*WHAT TO DO*. Count lines with "entwickelt" in them. Report only the total.

[START OF MATERIAL PROVIDED]

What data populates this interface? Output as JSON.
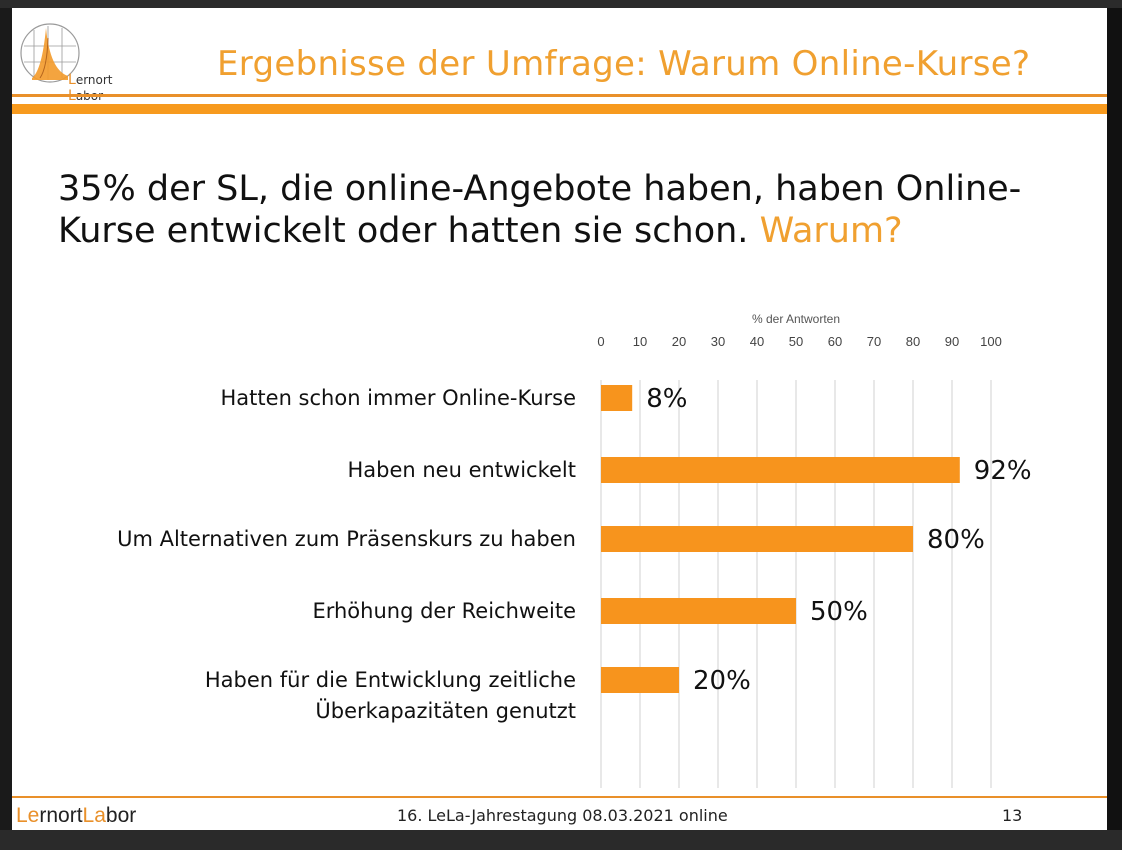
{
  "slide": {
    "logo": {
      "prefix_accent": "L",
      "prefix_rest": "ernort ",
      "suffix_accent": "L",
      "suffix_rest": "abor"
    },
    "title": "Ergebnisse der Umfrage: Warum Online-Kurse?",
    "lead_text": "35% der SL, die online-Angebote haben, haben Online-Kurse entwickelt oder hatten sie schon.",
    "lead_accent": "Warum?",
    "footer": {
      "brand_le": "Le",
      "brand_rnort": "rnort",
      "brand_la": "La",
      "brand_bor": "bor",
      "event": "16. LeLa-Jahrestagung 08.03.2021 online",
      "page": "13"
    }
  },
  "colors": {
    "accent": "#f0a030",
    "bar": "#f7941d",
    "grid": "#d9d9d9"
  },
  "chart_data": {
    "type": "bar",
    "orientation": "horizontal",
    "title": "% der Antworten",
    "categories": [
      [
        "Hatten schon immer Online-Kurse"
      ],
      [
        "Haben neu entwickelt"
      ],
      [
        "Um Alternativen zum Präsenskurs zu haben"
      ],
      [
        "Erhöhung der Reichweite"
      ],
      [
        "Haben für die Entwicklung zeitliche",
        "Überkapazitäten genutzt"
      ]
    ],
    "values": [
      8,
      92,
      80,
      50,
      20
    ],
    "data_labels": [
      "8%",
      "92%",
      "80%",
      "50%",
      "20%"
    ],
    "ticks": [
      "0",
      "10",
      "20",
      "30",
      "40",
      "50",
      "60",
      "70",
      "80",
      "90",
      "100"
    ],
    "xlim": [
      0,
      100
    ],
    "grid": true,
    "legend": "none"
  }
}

[END OF MATERIAL PROVIDED]
[START OF MATERIAL PROVIDED]

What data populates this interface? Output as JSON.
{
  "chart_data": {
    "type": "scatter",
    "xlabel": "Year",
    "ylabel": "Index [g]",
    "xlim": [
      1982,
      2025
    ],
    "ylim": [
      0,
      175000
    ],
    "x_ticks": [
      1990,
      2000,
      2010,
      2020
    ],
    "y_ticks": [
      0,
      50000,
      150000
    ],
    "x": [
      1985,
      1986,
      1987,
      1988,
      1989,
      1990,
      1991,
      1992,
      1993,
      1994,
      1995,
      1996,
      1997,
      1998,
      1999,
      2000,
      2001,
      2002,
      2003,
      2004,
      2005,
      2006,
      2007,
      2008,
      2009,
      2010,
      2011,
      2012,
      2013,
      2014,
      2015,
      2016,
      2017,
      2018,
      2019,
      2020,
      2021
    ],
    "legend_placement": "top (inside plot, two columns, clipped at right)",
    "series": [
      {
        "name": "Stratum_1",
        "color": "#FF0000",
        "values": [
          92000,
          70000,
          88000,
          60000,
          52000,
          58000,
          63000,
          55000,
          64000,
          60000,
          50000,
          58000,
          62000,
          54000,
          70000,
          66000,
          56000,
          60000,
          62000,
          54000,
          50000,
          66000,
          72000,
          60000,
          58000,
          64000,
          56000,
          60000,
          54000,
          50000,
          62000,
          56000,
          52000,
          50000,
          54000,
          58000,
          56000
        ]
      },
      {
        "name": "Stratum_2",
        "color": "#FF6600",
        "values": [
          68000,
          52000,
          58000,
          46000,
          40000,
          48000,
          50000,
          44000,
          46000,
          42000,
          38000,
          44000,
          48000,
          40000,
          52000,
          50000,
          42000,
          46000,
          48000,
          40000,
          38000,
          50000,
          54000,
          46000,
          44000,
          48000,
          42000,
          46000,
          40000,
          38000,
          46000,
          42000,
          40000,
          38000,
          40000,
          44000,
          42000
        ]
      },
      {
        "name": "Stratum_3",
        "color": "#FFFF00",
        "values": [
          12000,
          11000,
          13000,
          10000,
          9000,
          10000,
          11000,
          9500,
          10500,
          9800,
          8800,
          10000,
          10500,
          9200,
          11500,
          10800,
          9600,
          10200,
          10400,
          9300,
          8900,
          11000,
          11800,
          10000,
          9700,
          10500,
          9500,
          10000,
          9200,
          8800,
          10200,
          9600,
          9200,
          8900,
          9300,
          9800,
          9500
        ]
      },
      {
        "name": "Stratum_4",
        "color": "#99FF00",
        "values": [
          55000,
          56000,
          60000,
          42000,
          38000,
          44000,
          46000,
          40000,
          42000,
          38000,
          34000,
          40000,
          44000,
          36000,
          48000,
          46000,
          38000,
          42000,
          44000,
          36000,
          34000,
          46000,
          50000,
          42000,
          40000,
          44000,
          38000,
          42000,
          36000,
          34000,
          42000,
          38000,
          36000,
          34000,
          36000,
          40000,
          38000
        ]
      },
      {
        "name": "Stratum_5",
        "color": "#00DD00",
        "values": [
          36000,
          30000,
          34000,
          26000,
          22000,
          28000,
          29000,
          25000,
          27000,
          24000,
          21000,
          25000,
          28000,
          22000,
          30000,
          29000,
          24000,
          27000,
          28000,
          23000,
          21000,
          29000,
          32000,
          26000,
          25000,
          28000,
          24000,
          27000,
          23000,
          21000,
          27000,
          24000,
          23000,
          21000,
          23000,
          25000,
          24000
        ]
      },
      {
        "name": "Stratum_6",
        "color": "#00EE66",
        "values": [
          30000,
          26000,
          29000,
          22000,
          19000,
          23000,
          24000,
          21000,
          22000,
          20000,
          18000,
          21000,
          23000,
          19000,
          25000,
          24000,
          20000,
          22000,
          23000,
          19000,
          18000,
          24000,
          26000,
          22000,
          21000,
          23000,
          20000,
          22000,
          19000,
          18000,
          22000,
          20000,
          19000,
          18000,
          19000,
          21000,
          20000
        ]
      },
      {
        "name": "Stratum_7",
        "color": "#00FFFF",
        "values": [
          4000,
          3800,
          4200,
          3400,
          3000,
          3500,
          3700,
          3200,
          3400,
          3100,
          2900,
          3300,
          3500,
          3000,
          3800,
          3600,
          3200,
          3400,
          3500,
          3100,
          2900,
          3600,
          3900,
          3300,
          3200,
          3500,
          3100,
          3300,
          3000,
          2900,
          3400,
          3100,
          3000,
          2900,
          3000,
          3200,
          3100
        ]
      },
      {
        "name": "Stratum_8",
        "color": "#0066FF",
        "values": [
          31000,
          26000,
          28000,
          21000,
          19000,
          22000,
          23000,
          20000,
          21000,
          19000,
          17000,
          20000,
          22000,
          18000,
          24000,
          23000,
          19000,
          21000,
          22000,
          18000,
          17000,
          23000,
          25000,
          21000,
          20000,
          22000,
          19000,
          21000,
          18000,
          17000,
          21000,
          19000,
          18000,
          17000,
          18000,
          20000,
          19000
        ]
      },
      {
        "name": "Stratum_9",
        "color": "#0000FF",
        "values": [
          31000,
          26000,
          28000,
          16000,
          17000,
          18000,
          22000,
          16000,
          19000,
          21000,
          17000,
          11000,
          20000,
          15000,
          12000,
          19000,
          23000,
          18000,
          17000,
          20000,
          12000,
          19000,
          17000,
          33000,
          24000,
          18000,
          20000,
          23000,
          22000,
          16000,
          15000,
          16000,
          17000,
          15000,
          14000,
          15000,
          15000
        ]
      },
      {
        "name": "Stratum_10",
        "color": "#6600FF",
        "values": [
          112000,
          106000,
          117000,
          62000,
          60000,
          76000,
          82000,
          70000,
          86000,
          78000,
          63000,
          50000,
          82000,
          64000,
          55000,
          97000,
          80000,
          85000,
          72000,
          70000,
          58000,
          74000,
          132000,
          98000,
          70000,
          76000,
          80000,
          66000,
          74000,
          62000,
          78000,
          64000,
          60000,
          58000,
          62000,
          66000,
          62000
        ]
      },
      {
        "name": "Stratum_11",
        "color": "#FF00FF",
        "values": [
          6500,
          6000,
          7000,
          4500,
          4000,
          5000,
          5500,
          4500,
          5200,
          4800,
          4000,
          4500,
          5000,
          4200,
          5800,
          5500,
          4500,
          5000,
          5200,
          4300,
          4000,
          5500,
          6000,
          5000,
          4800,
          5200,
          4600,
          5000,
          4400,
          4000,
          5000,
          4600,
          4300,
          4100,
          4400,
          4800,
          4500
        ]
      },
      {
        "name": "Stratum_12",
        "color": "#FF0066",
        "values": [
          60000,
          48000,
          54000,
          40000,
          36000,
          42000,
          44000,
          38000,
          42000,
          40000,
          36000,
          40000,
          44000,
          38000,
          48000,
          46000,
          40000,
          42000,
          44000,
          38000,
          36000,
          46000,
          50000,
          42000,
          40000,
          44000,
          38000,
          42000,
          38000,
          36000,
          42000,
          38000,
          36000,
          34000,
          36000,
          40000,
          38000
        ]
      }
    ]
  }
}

[END OF MATERIAL PROVIDED]

*FINISHED ANSWER*. 2